=== Job ===
State how many lines of the listing below include the word "Перевозка". Give only the number.
***** Data to process
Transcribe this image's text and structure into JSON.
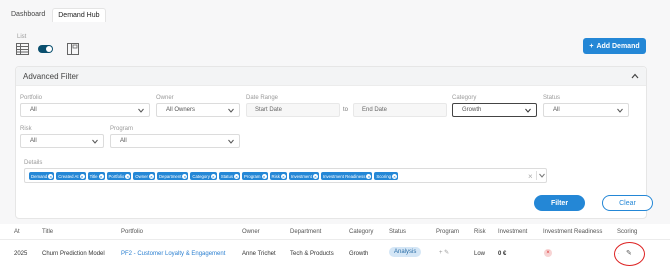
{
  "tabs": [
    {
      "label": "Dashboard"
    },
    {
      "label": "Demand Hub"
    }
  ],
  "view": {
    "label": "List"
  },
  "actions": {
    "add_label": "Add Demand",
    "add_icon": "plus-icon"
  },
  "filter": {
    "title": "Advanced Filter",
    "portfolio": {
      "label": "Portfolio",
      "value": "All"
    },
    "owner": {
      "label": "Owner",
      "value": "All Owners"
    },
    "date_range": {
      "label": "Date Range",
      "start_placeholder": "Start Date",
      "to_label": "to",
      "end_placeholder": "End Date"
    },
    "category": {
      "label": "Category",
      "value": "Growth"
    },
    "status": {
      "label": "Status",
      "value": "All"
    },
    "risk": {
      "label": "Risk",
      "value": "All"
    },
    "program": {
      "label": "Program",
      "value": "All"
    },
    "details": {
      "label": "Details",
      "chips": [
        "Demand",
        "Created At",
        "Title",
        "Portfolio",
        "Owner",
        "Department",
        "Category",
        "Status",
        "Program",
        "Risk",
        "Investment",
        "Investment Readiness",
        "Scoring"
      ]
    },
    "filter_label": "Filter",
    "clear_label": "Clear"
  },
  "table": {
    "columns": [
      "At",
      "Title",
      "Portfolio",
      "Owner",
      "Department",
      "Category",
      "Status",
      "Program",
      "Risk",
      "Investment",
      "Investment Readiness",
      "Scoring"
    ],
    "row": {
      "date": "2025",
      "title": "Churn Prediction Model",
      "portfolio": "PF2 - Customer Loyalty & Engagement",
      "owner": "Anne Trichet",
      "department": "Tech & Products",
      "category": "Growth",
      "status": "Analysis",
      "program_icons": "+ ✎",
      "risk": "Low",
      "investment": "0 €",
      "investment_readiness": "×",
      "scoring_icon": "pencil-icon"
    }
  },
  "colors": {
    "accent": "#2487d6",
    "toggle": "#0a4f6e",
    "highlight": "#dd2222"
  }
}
**********
***** Data to process
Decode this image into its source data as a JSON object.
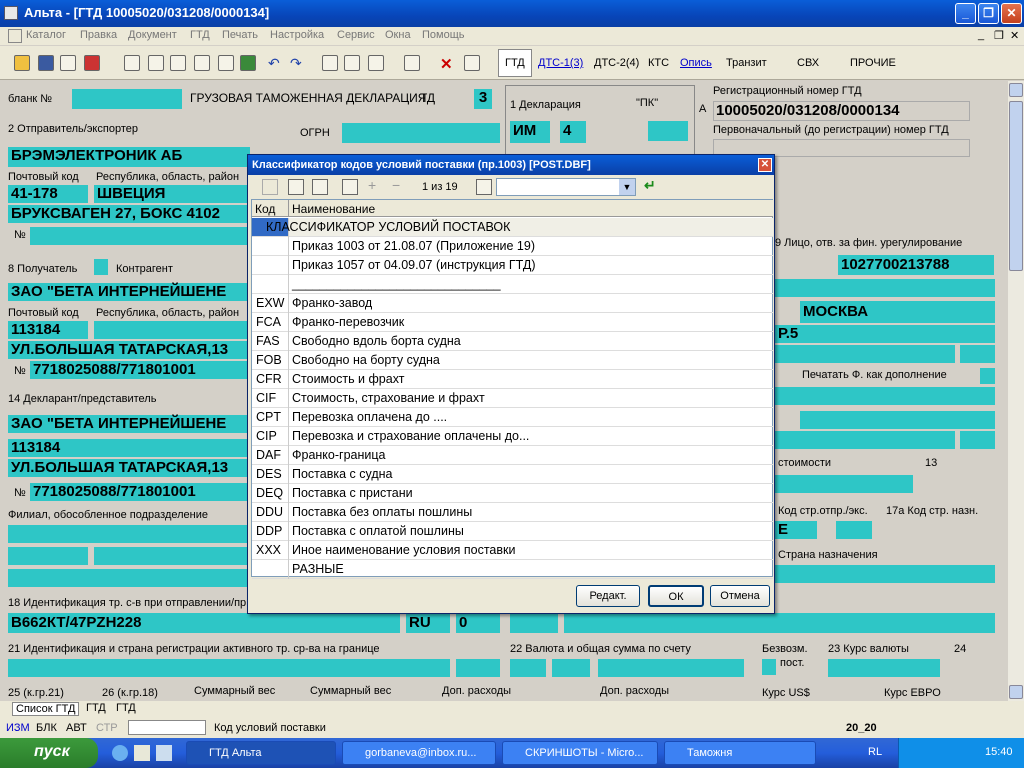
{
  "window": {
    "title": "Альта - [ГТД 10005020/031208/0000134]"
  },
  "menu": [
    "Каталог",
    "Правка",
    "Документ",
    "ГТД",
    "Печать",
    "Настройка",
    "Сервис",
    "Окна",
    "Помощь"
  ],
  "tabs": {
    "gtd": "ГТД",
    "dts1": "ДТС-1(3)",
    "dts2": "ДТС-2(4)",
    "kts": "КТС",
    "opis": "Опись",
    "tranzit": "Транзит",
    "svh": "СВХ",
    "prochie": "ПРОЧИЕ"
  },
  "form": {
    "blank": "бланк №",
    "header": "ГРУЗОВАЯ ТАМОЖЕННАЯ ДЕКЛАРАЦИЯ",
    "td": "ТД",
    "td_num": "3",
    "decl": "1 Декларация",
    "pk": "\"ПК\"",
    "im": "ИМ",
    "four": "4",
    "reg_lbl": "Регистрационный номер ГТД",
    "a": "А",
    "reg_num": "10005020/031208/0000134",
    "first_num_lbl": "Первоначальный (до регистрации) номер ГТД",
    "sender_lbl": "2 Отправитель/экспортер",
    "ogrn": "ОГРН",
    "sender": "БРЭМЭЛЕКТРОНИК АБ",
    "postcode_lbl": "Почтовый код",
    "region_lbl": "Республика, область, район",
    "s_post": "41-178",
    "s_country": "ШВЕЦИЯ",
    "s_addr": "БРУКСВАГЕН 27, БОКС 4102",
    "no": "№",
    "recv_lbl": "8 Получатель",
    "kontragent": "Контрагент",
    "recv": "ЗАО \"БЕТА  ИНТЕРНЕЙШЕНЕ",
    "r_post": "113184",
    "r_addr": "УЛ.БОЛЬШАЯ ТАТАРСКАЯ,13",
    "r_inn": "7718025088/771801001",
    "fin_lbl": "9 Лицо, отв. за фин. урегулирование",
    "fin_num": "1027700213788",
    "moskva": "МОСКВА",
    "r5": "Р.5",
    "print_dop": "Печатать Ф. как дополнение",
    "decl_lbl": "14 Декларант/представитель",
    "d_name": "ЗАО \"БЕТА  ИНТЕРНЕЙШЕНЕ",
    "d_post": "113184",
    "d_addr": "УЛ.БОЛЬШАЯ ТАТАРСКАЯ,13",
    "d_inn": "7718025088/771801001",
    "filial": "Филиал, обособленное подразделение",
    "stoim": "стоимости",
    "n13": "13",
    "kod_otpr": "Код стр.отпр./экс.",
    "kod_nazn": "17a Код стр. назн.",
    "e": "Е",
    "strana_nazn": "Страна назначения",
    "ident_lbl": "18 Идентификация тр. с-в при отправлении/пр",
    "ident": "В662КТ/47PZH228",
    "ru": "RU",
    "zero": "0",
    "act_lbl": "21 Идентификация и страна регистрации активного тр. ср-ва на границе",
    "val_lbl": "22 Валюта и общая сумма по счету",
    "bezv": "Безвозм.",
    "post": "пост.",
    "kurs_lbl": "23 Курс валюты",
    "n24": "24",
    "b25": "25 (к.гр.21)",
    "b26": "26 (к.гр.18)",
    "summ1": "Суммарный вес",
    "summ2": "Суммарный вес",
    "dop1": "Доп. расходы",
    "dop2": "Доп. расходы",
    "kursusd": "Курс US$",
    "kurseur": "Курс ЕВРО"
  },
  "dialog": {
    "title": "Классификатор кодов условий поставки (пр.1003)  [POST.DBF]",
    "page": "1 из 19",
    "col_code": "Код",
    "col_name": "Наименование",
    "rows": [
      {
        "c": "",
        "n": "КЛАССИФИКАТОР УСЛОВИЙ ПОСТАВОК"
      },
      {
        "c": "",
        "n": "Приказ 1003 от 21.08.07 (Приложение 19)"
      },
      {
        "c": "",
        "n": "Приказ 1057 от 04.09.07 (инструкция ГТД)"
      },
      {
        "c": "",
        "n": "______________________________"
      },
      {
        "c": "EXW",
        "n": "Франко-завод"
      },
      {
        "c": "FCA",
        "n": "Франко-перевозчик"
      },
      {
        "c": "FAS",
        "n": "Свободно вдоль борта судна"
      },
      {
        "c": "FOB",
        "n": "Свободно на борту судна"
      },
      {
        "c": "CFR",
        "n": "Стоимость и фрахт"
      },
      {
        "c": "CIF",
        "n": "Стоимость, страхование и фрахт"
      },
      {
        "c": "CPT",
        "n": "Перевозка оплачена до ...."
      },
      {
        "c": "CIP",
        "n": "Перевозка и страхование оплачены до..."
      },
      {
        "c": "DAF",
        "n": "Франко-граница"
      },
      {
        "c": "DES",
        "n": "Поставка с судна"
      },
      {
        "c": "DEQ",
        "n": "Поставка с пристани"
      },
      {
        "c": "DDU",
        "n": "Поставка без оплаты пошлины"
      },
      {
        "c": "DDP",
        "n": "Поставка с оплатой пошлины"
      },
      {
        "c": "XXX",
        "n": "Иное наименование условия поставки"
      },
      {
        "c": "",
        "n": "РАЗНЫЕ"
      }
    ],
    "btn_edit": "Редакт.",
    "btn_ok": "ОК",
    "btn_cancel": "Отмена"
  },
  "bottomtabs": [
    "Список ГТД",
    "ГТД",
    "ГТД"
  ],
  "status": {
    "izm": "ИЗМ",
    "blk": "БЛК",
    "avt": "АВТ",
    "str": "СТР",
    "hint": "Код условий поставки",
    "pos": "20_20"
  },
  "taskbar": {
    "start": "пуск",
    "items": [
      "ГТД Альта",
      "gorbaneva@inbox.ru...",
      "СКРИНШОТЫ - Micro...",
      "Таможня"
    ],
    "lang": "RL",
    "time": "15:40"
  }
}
**********
=== Solution to the exercise ===
2